→ To be done:
Repeat all of the records verbatim.

= = =

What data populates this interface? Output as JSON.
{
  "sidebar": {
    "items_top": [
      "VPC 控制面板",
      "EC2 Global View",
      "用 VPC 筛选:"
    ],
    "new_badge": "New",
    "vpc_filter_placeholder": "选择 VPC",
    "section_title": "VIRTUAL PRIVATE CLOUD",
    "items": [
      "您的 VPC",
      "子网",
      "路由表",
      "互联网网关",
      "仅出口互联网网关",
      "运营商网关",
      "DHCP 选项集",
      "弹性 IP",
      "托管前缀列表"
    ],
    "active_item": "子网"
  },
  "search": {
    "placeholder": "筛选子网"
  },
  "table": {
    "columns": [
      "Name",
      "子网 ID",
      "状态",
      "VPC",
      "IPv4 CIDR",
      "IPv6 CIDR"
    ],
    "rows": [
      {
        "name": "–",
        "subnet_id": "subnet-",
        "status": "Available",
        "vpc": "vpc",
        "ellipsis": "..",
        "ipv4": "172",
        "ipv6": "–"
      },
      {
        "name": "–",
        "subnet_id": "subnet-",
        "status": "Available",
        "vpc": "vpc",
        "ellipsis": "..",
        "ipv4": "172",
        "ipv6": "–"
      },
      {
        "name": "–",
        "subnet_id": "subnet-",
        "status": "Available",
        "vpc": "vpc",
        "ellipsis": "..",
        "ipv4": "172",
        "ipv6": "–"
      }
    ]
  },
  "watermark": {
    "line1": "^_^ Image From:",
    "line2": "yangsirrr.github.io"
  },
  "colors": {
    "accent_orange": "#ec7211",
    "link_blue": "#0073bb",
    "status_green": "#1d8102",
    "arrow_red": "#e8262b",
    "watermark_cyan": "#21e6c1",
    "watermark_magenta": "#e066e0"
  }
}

= = =

→ Written solution:
What data populates this interface? Output as JSON.
{
  "sidebar": {
    "items_top": [
      "VPC 控制面板",
      "EC2 Global View",
      "用 VPC 筛选:"
    ],
    "new_badge": "New",
    "vpc_filter_placeholder": "选择 VPC",
    "section_title": "VIRTUAL PRIVATE CLOUD",
    "items": [
      "您的 VPC",
      "子网",
      "路由表",
      "互联网网关",
      "仅出口互联网网关",
      "运营商网关",
      "DHCP 选项集",
      "弹性 IP",
      "托管前缀列表"
    ],
    "active_item": "子网"
  },
  "search": {
    "placeholder": "筛选子网"
  },
  "table": {
    "columns": [
      "Name",
      "子网 ID",
      "状态",
      "VPC",
      "IPv4 CIDR",
      "IPv6 CIDR"
    ],
    "rows": [
      {
        "name": "–",
        "subnet_id": "subnet-",
        "status": "Available",
        "vpc": "vpc",
        "ellipsis": "..",
        "ipv4": "172",
        "ipv6": "–"
      },
      {
        "name": "–",
        "subnet_id": "subnet-",
        "status": "Available",
        "vpc": "vpc",
        "ellipsis": "..",
        "ipv4": "172",
        "ipv6": "–"
      },
      {
        "name": "–",
        "subnet_id": "subnet-",
        "status": "Available",
        "vpc": "vpc",
        "ellipsis": "..",
        "ipv4": "172",
        "ipv6": "–"
      }
    ]
  },
  "watermark": {
    "line1": "^_^ Image From:",
    "line2": "yangsirrr.github.io"
  },
  "colors": {
    "accent_orange": "#ec7211",
    "link_blue": "#0073bb",
    "status_green": "#1d8102",
    "arrow_red": "#e8262b",
    "watermark_cyan": "#21e6c1",
    "watermark_magenta": "#e066e0"
  }
}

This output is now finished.